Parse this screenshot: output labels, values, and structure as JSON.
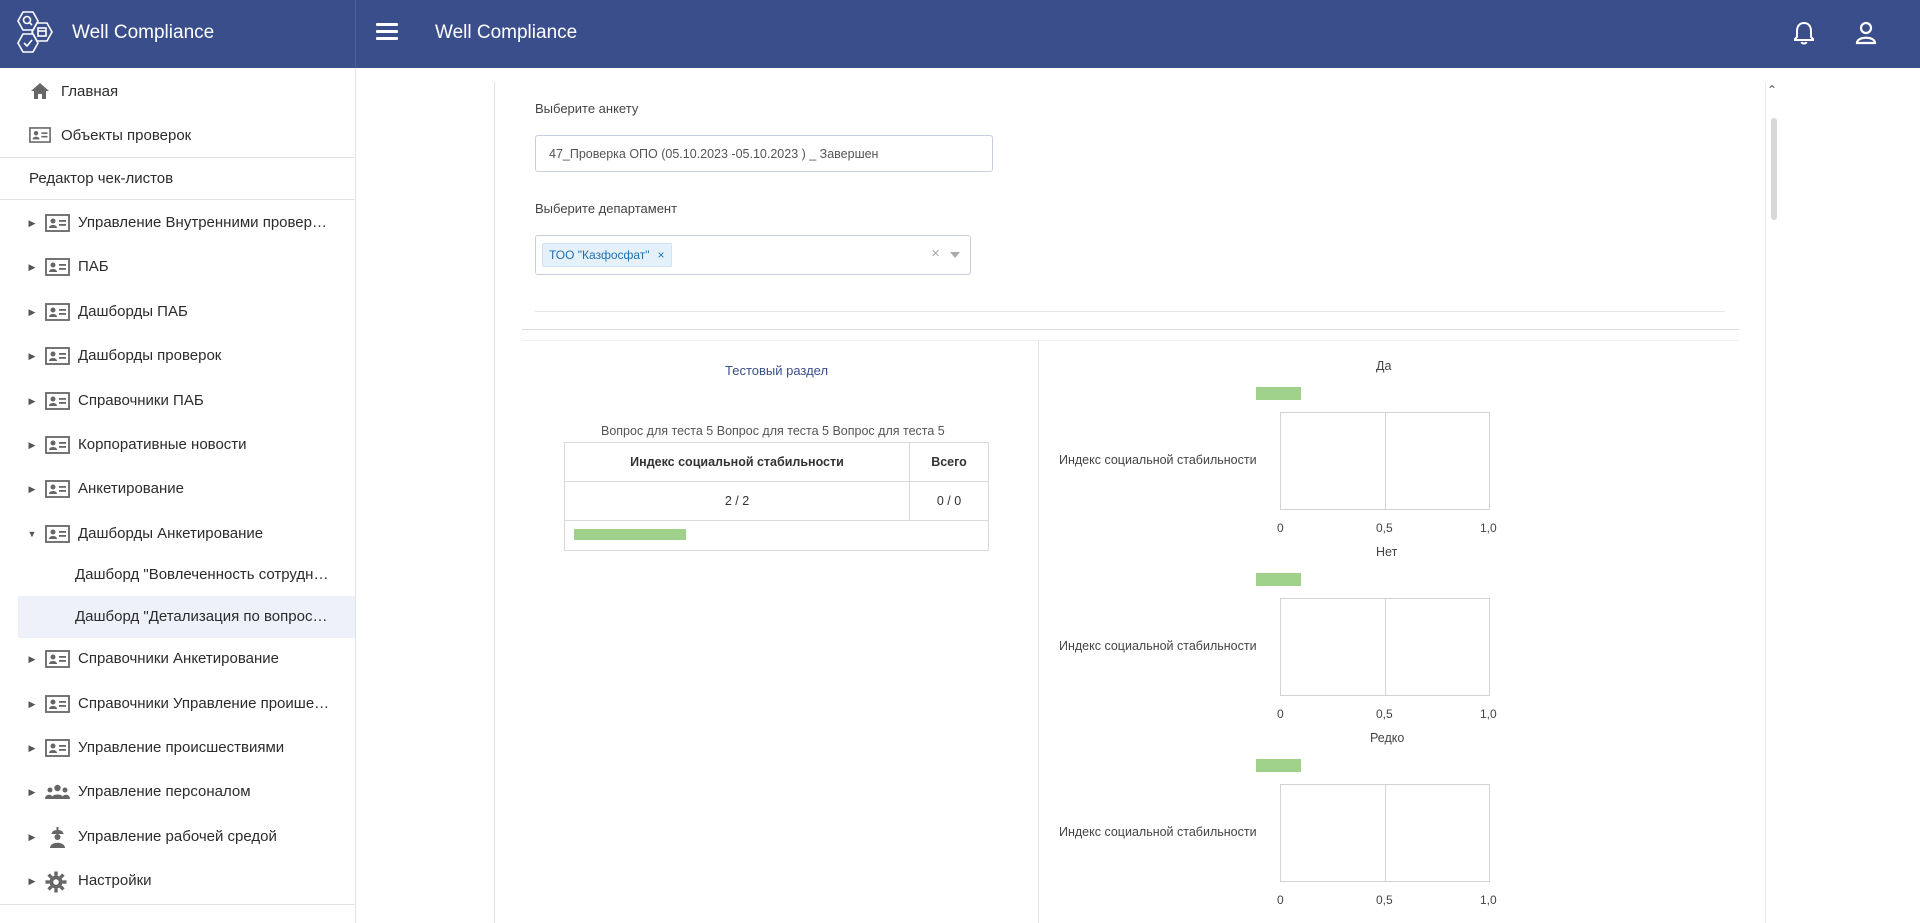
{
  "app": {
    "brand": "Well Compliance",
    "title": "Well Compliance"
  },
  "icons": {
    "menu": "menu-icon",
    "bell": "bell-icon",
    "user": "user-icon"
  },
  "sidebar": {
    "home": "Главная",
    "objects": "Объекты проверок",
    "editor": "Редактор чек-листов",
    "items": [
      {
        "label": "Управление Внутренними провер…",
        "icon": "card-icon",
        "expanded": false
      },
      {
        "label": "ПАБ",
        "icon": "card-icon",
        "expanded": false
      },
      {
        "label": "Дашборды ПАБ",
        "icon": "card-icon",
        "expanded": false
      },
      {
        "label": "Дашборды проверок",
        "icon": "card-icon",
        "expanded": false
      },
      {
        "label": "Справочники ПАБ",
        "icon": "card-icon",
        "expanded": false
      },
      {
        "label": "Корпоративные новости",
        "icon": "card-icon",
        "expanded": false
      },
      {
        "label": "Анкетирование",
        "icon": "card-icon",
        "expanded": false
      },
      {
        "label": "Дашборды Анкетирование",
        "icon": "card-icon",
        "expanded": true
      },
      {
        "label": "Справочники Анкетирование",
        "icon": "card-icon",
        "expanded": false
      },
      {
        "label": "Справочники Управление проише…",
        "icon": "card-icon",
        "expanded": false
      },
      {
        "label": "Управление происшествиями",
        "icon": "card-icon",
        "expanded": false
      },
      {
        "label": "Управление персоналом",
        "icon": "people-icon",
        "expanded": false
      },
      {
        "label": "Управление рабочей средой",
        "icon": "worker-icon",
        "expanded": false
      },
      {
        "label": "Настройки",
        "icon": "gear-icon",
        "expanded": false
      }
    ],
    "subitems": [
      {
        "label": "Дашборд \"Вовлеченность сотрудн…",
        "active": false
      },
      {
        "label": "Дашборд \"Детализация по вопрос…",
        "active": true
      }
    ]
  },
  "filters": {
    "survey_label": "Выберите анкету",
    "survey_value": "47_Проверка ОПО (05.10.2023 -05.10.2023 ) _ Завершен",
    "department_label": "Выберите департамент",
    "department_tag": "ТОО \"Казфосфат\"",
    "tag_remove": "×",
    "clear": "×"
  },
  "section": {
    "title": "Тестовый раздел",
    "question": "Вопрос для теста 5 Вопрос для теста 5 Вопрос для теста 5",
    "table": {
      "headers": [
        "Индекс социальной стабильности",
        "Всего"
      ],
      "row": [
        "2 / 2",
        "0 / 0"
      ]
    },
    "progress": 1.0
  },
  "charts": [
    {
      "title": "Да",
      "ylabel": "Индекс социальной стабильности",
      "ticks": [
        "0",
        "0,5",
        "1,0"
      ]
    },
    {
      "title": "Нет",
      "ylabel": "Индекс социальной стабильности",
      "ticks": [
        "0",
        "0,5",
        "1,0"
      ]
    },
    {
      "title": "Редко",
      "ylabel": "Индекс социальной стабильности",
      "ticks": [
        "0",
        "0,5",
        "1,0"
      ]
    }
  ],
  "chart_data": [
    {
      "type": "bar",
      "title": "Да",
      "categories": [
        "Индекс социальной стабильности"
      ],
      "values": [
        0
      ],
      "xlim": [
        0,
        1.0
      ],
      "grid": true
    },
    {
      "type": "bar",
      "title": "Нет",
      "categories": [
        "Индекс социальной стабильности"
      ],
      "values": [
        0
      ],
      "xlim": [
        0,
        1.0
      ],
      "grid": true
    },
    {
      "type": "bar",
      "title": "Редко",
      "categories": [
        "Индекс социальной стабильности"
      ],
      "values": [
        0
      ],
      "xlim": [
        0,
        1.0
      ],
      "grid": true
    }
  ],
  "colors": {
    "header": "#3a4e8c",
    "bar": "#9fd18a",
    "tag_bg": "#e4f1fb",
    "active_row": "#eef0fa"
  }
}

● ● ●

# [PROBLEM TO SOLVE]
Copy out each line word for word, please, skipping the images.

# [OUTPUT FOR THIS EXERCISE]
Parse this screenshot: output labels, values, and structure as JSON.
{
  "app": {
    "brand": "Well Compliance",
    "title": "Well Compliance"
  },
  "icons": {
    "menu": "menu-icon",
    "bell": "bell-icon",
    "user": "user-icon"
  },
  "sidebar": {
    "home": "Главная",
    "objects": "Объекты проверок",
    "editor": "Редактор чек-листов",
    "items": [
      {
        "label": "Управление Внутренними провер…",
        "icon": "card-icon",
        "expanded": false
      },
      {
        "label": "ПАБ",
        "icon": "card-icon",
        "expanded": false
      },
      {
        "label": "Дашборды ПАБ",
        "icon": "card-icon",
        "expanded": false
      },
      {
        "label": "Дашборды проверок",
        "icon": "card-icon",
        "expanded": false
      },
      {
        "label": "Справочники ПАБ",
        "icon": "card-icon",
        "expanded": false
      },
      {
        "label": "Корпоративные новости",
        "icon": "card-icon",
        "expanded": false
      },
      {
        "label": "Анкетирование",
        "icon": "card-icon",
        "expanded": false
      },
      {
        "label": "Дашборды Анкетирование",
        "icon": "card-icon",
        "expanded": true
      },
      {
        "label": "Справочники Анкетирование",
        "icon": "card-icon",
        "expanded": false
      },
      {
        "label": "Справочники Управление проише…",
        "icon": "card-icon",
        "expanded": false
      },
      {
        "label": "Управление происшествиями",
        "icon": "card-icon",
        "expanded": false
      },
      {
        "label": "Управление персоналом",
        "icon": "people-icon",
        "expanded": false
      },
      {
        "label": "Управление рабочей средой",
        "icon": "worker-icon",
        "expanded": false
      },
      {
        "label": "Настройки",
        "icon": "gear-icon",
        "expanded": false
      }
    ],
    "subitems": [
      {
        "label": "Дашборд \"Вовлеченность сотрудн…",
        "active": false
      },
      {
        "label": "Дашборд \"Детализация по вопрос…",
        "active": true
      }
    ]
  },
  "filters": {
    "survey_label": "Выберите анкету",
    "survey_value": "47_Проверка ОПО (05.10.2023 -05.10.2023 ) _ Завершен",
    "department_label": "Выберите департамент",
    "department_tag": "ТОО \"Казфосфат\"",
    "tag_remove": "×",
    "clear": "×"
  },
  "section": {
    "title": "Тестовый раздел",
    "question": "Вопрос для теста 5 Вопрос для теста 5 Вопрос для теста 5",
    "table": {
      "headers": [
        "Индекс социальной стабильности",
        "Всего"
      ],
      "row": [
        "2 / 2",
        "0 / 0"
      ]
    },
    "progress": 1.0
  },
  "charts": [
    {
      "title": "Да",
      "ylabel": "Индекс социальной стабильности",
      "ticks": [
        "0",
        "0,5",
        "1,0"
      ]
    },
    {
      "title": "Нет",
      "ylabel": "Индекс социальной стабильности",
      "ticks": [
        "0",
        "0,5",
        "1,0"
      ]
    },
    {
      "title": "Редко",
      "ylabel": "Индекс социальной стабильности",
      "ticks": [
        "0",
        "0,5",
        "1,0"
      ]
    }
  ],
  "chart_data": [
    {
      "type": "bar",
      "title": "Да",
      "categories": [
        "Индекс социальной стабильности"
      ],
      "values": [
        0
      ],
      "xlim": [
        0,
        1.0
      ],
      "grid": true
    },
    {
      "type": "bar",
      "title": "Нет",
      "categories": [
        "Индекс социальной стабильности"
      ],
      "values": [
        0
      ],
      "xlim": [
        0,
        1.0
      ],
      "grid": true
    },
    {
      "type": "bar",
      "title": "Редко",
      "categories": [
        "Индекс социальной стабильности"
      ],
      "values": [
        0
      ],
      "xlim": [
        0,
        1.0
      ],
      "grid": true
    }
  ],
  "colors": {
    "header": "#3a4e8c",
    "bar": "#9fd18a",
    "tag_bg": "#e4f1fb",
    "active_row": "#eef0fa"
  }
}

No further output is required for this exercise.